____ Material
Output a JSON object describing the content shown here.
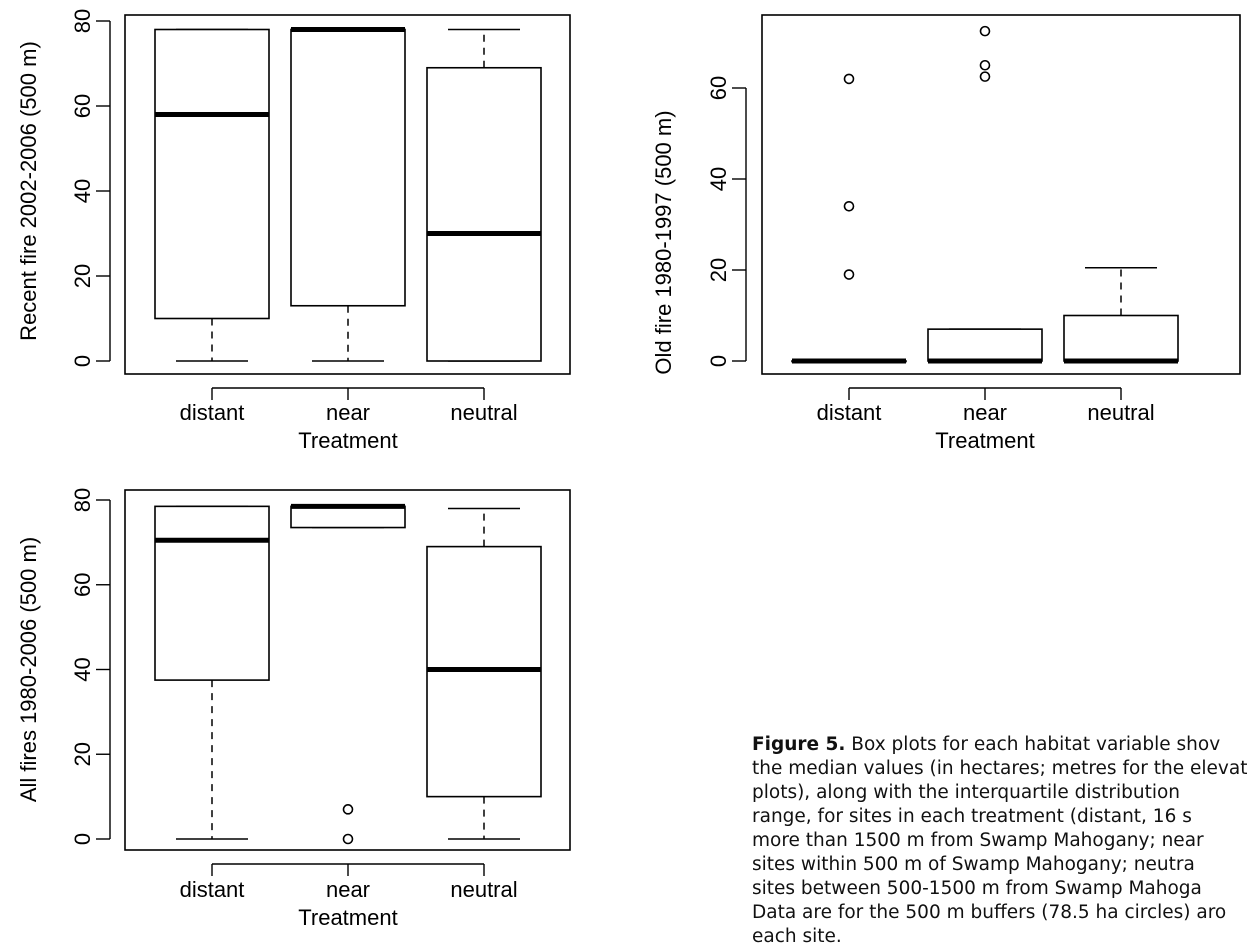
{
  "chart_data": [
    {
      "type": "box",
      "id": "recent",
      "ylabel": "Recent fire 2002-2006 (500 m)",
      "xlabel": "Treatment",
      "categories": [
        "distant",
        "near",
        "neutral"
      ],
      "yticks": [
        0,
        20,
        40,
        60,
        80
      ],
      "ylim": [
        -3,
        81
      ],
      "boxes": [
        {
          "whisker_low": 0,
          "q1": 10,
          "median": 58,
          "q3": 78,
          "whisker_high": 78,
          "outliers": []
        },
        {
          "whisker_low": 0,
          "q1": 13,
          "median": 78,
          "q3": 78,
          "whisker_high": 78,
          "outliers": []
        },
        {
          "whisker_low": 0,
          "q1": 0,
          "median": 30,
          "q3": 69,
          "whisker_high": 78,
          "outliers": []
        }
      ]
    },
    {
      "type": "box",
      "id": "old",
      "ylabel": "Old fire 1980-1997 (500 m)",
      "xlabel": "Treatment",
      "categories": [
        "distant",
        "near",
        "neutral"
      ],
      "yticks": [
        0,
        20,
        40,
        60
      ],
      "ylim": [
        -3,
        76
      ],
      "boxes": [
        {
          "whisker_low": 0,
          "q1": 0,
          "median": 0,
          "q3": 0,
          "whisker_high": 0,
          "outliers": [
            19,
            34,
            62
          ]
        },
        {
          "whisker_low": 0,
          "q1": 0,
          "median": 0,
          "q3": 7,
          "whisker_high": 7,
          "outliers": [
            62.5,
            65,
            72.5
          ]
        },
        {
          "whisker_low": 0,
          "q1": 0,
          "median": 0,
          "q3": 10,
          "whisker_high": 20.5,
          "outliers": []
        }
      ]
    },
    {
      "type": "box",
      "id": "all",
      "ylabel": "All fires 1980-2006 (500 m)",
      "xlabel": "Treatment",
      "categories": [
        "distant",
        "near",
        "neutral"
      ],
      "yticks": [
        0,
        20,
        40,
        60,
        80
      ],
      "ylim": [
        -3,
        81
      ],
      "boxes": [
        {
          "whisker_low": 0,
          "q1": 37.5,
          "median": 70.5,
          "q3": 78.5,
          "whisker_high": 78.5,
          "outliers": []
        },
        {
          "whisker_low": 73.5,
          "q1": 73.5,
          "median": 78.5,
          "q3": 78.5,
          "whisker_high": 78.5,
          "outliers": [
            0,
            7
          ]
        },
        {
          "whisker_low": 0,
          "q1": 10,
          "median": 40,
          "q3": 69,
          "whisker_high": 78,
          "outliers": []
        }
      ]
    }
  ],
  "caption": {
    "label": "Figure 5.",
    "lines": [
      " Box plots for each habitat variable shov",
      "the median values (in hectares; metres for the elevat",
      "plots), along with the interquartile distribution",
      "range, for sites in each treatment (distant, 16 s",
      "more than 1500 m from Swamp Mahogany; near",
      "sites within 500 m of Swamp Mahogany; neutra",
      "sites between 500-1500 m from Swamp Mahoga",
      "Data are for the 500 m buffers (78.5 ha circles) aro",
      "each site."
    ]
  }
}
________
### The request
Output the material word for word, omitting its pictures.

### Result of this task
Output a JSON object describing the content shown here.
{
  "chart_data": [
    {
      "type": "box",
      "id": "recent",
      "ylabel": "Recent fire 2002-2006 (500 m)",
      "xlabel": "Treatment",
      "categories": [
        "distant",
        "near",
        "neutral"
      ],
      "yticks": [
        0,
        20,
        40,
        60,
        80
      ],
      "ylim": [
        -3,
        81
      ],
      "boxes": [
        {
          "whisker_low": 0,
          "q1": 10,
          "median": 58,
          "q3": 78,
          "whisker_high": 78,
          "outliers": []
        },
        {
          "whisker_low": 0,
          "q1": 13,
          "median": 78,
          "q3": 78,
          "whisker_high": 78,
          "outliers": []
        },
        {
          "whisker_low": 0,
          "q1": 0,
          "median": 30,
          "q3": 69,
          "whisker_high": 78,
          "outliers": []
        }
      ]
    },
    {
      "type": "box",
      "id": "old",
      "ylabel": "Old fire 1980-1997 (500 m)",
      "xlabel": "Treatment",
      "categories": [
        "distant",
        "near",
        "neutral"
      ],
      "yticks": [
        0,
        20,
        40,
        60
      ],
      "ylim": [
        -3,
        76
      ],
      "boxes": [
        {
          "whisker_low": 0,
          "q1": 0,
          "median": 0,
          "q3": 0,
          "whisker_high": 0,
          "outliers": [
            19,
            34,
            62
          ]
        },
        {
          "whisker_low": 0,
          "q1": 0,
          "median": 0,
          "q3": 7,
          "whisker_high": 7,
          "outliers": [
            62.5,
            65,
            72.5
          ]
        },
        {
          "whisker_low": 0,
          "q1": 0,
          "median": 0,
          "q3": 10,
          "whisker_high": 20.5,
          "outliers": []
        }
      ]
    },
    {
      "type": "box",
      "id": "all",
      "ylabel": "All fires 1980-2006 (500 m)",
      "xlabel": "Treatment",
      "categories": [
        "distant",
        "near",
        "neutral"
      ],
      "yticks": [
        0,
        20,
        40,
        60,
        80
      ],
      "ylim": [
        -3,
        81
      ],
      "boxes": [
        {
          "whisker_low": 0,
          "q1": 37.5,
          "median": 70.5,
          "q3": 78.5,
          "whisker_high": 78.5,
          "outliers": []
        },
        {
          "whisker_low": 73.5,
          "q1": 73.5,
          "median": 78.5,
          "q3": 78.5,
          "whisker_high": 78.5,
          "outliers": [
            0,
            7
          ]
        },
        {
          "whisker_low": 0,
          "q1": 10,
          "median": 40,
          "q3": 69,
          "whisker_high": 78,
          "outliers": []
        }
      ]
    }
  ],
  "caption": {
    "label": "Figure 5.",
    "lines": [
      " Box plots for each habitat variable shov",
      "the median values (in hectares; metres for the elevat",
      "plots), along with the interquartile distribution",
      "range, for sites in each treatment (distant, 16 s",
      "more than 1500 m from Swamp Mahogany; near",
      "sites within 500 m of Swamp Mahogany; neutra",
      "sites between 500-1500 m from Swamp Mahoga",
      "Data are for the 500 m buffers (78.5 ha circles) aro",
      "each site."
    ]
  }
}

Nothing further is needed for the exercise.